# WHAT IS REQUIRED:
Tally the lines that contain "JSON" and report the total alone.

# DATA EXCERPTS:
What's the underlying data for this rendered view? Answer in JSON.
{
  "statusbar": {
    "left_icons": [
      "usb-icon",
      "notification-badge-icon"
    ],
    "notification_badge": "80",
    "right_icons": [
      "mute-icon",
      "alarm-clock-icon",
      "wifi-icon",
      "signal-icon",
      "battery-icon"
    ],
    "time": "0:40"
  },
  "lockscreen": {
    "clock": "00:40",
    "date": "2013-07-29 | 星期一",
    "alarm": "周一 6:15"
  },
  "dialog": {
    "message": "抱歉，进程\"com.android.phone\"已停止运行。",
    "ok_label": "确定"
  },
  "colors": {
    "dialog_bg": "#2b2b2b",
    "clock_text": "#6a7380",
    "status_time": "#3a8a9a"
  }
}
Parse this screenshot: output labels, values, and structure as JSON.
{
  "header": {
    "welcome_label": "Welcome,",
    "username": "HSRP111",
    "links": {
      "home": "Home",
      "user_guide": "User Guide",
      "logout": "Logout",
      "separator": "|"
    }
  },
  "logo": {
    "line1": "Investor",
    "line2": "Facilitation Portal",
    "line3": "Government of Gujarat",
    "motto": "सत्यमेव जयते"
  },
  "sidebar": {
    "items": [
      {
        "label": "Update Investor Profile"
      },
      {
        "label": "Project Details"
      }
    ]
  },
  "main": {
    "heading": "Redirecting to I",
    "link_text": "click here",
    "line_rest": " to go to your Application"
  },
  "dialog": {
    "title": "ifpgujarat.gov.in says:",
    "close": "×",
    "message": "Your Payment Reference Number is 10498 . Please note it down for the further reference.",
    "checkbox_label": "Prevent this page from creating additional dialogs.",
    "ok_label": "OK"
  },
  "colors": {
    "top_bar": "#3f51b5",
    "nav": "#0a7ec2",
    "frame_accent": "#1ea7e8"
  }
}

# ANSWER TO THIS PROBLEM:
2